- **Exercise requirements**
Check each line below for the word "xlabel", and copy those that have it.

- **Excerpted data**
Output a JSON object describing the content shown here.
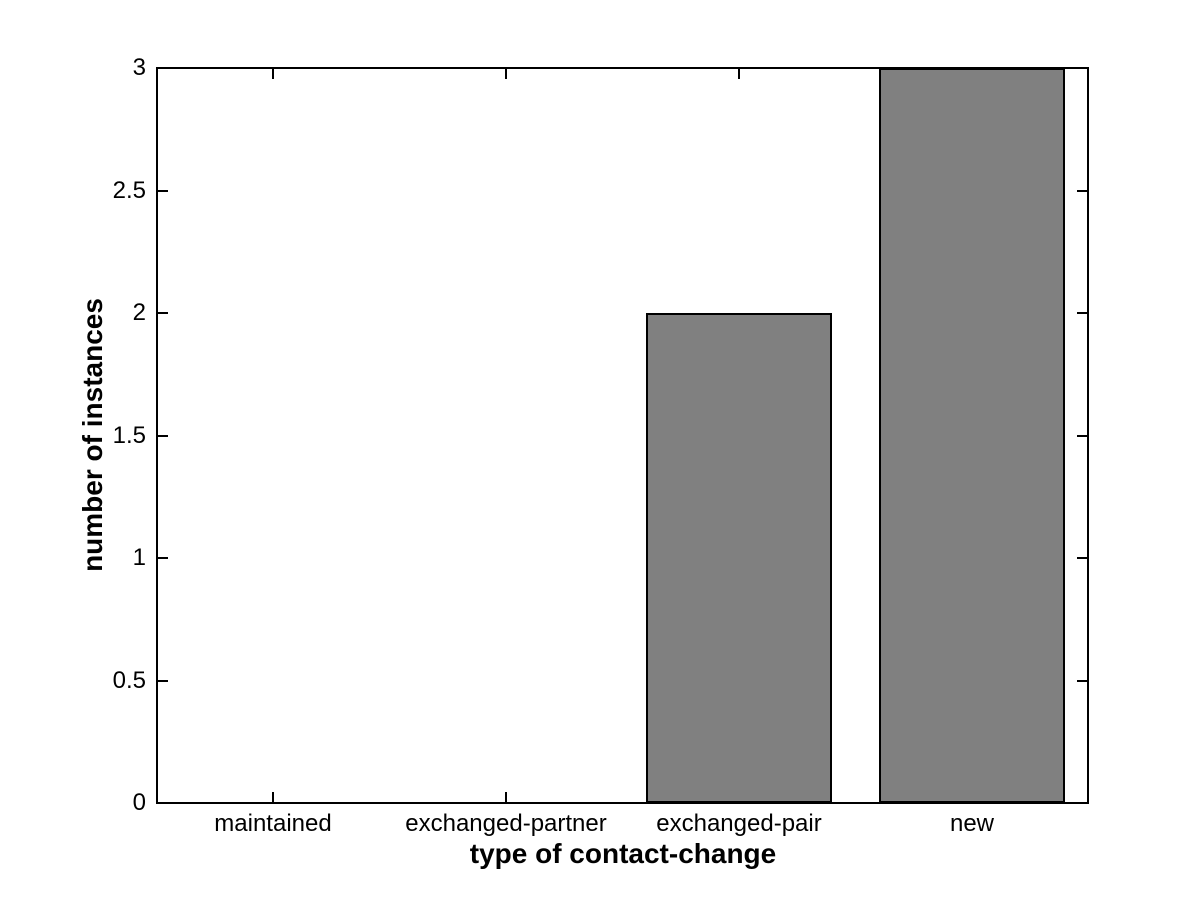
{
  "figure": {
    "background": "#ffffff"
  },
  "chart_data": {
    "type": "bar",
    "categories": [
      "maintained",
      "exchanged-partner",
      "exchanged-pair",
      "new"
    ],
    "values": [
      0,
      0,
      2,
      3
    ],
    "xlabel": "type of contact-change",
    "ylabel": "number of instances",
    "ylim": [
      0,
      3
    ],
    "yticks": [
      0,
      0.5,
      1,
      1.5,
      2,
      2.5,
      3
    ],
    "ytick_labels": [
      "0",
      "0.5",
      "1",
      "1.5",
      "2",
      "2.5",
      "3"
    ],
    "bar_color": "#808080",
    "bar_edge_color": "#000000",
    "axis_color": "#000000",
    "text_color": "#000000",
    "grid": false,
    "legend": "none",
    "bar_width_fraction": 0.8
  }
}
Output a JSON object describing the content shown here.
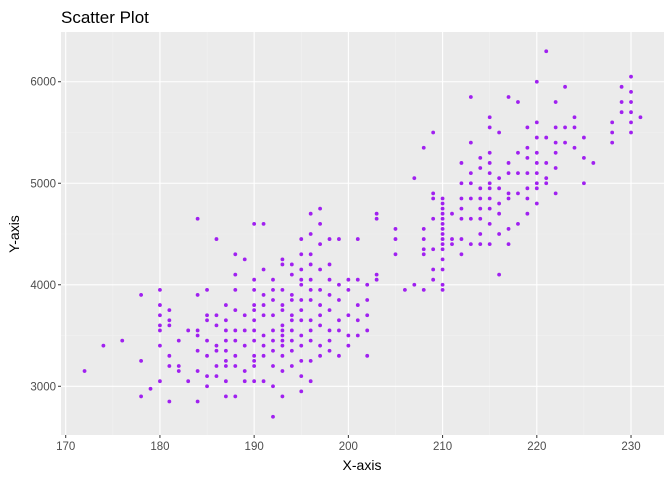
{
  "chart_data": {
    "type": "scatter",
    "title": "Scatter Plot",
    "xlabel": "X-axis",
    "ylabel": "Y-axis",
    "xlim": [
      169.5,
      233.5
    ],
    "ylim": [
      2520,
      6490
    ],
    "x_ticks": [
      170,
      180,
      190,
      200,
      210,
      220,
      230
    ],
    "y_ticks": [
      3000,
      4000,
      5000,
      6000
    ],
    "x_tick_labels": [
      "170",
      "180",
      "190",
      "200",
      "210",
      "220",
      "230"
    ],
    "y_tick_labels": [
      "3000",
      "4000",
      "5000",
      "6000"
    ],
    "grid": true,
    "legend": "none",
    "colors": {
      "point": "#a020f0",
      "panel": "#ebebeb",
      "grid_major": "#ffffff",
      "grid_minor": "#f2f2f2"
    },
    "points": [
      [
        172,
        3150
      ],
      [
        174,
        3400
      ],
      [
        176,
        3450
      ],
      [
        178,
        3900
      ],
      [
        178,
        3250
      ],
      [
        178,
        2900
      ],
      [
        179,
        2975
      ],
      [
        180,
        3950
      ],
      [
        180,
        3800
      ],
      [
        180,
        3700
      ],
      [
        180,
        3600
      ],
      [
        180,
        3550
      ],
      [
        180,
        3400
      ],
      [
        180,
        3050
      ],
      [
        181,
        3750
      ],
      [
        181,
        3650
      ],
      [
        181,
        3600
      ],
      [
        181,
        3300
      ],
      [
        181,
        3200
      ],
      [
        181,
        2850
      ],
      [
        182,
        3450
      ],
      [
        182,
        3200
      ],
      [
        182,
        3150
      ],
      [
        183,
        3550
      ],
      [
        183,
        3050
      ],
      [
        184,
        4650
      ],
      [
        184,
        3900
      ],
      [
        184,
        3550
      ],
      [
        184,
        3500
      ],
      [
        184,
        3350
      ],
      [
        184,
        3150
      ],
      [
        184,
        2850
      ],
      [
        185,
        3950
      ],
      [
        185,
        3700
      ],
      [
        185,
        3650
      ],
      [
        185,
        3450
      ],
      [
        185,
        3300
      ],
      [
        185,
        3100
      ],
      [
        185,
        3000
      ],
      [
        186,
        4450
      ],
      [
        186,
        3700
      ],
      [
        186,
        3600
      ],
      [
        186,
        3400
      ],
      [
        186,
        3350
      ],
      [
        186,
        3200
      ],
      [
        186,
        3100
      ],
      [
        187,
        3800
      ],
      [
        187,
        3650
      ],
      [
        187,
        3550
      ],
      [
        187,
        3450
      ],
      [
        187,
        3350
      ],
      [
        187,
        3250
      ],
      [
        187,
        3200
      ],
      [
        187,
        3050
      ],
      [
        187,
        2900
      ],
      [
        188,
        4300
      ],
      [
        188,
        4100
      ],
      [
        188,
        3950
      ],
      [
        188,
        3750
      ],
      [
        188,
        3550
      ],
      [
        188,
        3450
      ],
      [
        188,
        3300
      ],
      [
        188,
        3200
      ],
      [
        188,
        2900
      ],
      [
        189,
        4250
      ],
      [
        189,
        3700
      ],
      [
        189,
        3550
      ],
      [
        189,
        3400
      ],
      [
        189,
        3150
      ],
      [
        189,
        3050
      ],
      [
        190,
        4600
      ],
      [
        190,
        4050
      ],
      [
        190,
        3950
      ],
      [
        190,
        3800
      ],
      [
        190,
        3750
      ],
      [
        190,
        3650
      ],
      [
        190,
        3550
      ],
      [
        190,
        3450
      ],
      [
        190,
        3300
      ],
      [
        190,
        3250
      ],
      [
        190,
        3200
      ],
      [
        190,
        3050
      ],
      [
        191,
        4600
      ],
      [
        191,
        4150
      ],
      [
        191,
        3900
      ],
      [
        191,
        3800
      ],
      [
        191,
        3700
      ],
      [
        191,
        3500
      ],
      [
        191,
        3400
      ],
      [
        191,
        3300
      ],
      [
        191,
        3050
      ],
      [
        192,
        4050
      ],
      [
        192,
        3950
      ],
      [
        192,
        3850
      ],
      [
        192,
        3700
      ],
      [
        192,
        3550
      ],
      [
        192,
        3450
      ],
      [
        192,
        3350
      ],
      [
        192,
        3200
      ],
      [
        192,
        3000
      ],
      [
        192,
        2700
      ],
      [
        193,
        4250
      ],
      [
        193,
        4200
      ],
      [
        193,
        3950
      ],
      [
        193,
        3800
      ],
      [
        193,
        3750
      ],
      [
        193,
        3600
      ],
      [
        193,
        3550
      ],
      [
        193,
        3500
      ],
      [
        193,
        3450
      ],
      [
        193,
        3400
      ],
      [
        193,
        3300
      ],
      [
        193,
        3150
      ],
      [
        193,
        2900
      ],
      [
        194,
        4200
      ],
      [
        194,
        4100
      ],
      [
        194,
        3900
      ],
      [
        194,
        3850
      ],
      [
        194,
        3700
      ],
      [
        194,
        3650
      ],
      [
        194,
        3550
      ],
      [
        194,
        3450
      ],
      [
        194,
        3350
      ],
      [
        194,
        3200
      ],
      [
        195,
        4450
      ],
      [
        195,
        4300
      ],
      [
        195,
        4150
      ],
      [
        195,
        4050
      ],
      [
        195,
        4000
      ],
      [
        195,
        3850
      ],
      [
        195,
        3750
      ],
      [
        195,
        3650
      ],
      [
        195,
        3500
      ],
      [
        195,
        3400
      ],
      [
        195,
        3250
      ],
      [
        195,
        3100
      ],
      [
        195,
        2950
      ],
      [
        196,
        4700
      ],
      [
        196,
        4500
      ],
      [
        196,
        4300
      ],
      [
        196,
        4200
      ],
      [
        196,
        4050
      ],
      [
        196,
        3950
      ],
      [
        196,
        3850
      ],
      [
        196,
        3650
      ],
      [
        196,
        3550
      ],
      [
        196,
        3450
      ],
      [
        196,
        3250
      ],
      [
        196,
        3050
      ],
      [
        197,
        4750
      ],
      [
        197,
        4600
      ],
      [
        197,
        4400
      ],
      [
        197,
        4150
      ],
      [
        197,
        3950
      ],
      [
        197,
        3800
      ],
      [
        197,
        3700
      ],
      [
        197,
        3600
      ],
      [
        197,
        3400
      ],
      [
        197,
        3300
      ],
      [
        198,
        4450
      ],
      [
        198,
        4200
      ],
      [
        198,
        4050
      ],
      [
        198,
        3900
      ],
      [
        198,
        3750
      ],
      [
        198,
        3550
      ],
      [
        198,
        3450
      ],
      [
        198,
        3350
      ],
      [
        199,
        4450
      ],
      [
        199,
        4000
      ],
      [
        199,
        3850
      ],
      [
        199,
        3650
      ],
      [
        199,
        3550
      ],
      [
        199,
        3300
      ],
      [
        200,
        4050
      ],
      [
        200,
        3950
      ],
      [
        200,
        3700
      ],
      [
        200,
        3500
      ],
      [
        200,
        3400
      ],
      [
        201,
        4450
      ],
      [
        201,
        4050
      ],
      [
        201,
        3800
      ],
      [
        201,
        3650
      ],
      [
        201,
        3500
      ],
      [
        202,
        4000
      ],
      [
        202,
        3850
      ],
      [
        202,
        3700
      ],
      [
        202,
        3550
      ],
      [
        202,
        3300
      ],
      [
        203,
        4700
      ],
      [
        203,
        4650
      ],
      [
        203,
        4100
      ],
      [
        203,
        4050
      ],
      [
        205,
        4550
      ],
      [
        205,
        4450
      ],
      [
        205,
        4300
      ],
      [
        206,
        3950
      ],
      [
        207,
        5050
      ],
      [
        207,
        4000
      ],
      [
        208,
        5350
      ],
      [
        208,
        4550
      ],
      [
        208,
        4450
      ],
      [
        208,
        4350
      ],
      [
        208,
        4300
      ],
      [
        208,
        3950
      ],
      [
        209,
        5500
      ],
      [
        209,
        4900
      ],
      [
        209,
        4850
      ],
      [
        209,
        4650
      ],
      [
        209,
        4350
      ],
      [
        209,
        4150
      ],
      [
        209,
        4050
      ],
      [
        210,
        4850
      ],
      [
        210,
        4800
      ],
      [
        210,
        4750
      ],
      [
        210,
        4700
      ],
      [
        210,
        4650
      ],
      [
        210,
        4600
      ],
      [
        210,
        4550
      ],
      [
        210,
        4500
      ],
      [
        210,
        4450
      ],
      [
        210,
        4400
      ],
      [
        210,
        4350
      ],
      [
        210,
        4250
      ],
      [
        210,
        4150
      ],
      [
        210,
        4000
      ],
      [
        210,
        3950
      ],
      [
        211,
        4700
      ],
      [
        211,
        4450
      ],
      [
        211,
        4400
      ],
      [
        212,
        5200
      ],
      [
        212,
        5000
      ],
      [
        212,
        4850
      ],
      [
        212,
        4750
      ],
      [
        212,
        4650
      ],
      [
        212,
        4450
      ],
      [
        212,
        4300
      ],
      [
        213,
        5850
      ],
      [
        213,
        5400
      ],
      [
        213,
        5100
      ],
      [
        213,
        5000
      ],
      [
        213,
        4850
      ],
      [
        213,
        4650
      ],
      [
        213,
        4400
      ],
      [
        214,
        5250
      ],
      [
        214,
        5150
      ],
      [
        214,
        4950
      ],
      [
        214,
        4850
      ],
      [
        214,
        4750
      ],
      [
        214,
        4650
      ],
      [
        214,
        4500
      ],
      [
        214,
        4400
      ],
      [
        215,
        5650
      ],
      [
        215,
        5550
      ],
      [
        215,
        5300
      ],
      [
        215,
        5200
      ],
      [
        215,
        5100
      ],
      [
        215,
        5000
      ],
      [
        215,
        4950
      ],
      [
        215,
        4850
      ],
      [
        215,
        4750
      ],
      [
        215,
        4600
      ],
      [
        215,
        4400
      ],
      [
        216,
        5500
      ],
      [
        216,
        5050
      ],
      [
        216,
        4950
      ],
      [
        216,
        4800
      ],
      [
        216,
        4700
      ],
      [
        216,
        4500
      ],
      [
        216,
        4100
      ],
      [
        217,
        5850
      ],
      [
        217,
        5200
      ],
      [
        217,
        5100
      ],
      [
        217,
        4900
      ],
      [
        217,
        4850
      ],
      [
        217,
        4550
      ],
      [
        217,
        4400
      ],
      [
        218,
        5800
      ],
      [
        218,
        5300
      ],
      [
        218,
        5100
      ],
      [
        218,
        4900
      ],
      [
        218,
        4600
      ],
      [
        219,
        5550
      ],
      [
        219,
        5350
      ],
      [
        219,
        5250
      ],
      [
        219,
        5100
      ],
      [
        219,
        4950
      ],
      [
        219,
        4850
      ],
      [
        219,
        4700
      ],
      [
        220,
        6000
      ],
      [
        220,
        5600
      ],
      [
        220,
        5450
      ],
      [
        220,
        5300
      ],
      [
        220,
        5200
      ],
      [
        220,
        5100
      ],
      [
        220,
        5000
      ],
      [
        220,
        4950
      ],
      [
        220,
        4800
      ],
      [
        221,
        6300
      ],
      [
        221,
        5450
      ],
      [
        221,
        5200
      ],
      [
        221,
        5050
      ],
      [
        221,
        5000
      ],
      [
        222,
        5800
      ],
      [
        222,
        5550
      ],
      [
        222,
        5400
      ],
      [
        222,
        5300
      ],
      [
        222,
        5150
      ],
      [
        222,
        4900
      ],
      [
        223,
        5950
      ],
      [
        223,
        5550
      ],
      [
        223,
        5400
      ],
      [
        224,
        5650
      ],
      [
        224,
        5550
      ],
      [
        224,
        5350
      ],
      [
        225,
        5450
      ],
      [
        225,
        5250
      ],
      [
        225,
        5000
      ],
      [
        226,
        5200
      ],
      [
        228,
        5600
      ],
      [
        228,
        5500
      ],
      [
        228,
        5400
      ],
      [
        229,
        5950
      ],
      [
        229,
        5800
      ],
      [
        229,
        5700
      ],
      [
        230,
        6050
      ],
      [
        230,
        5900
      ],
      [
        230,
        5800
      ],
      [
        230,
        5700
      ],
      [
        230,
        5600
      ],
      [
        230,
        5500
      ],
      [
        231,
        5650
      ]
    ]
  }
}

- **Result for this task**
    "xlabel": "type of contact-change",
    "xlabel": "X-axis",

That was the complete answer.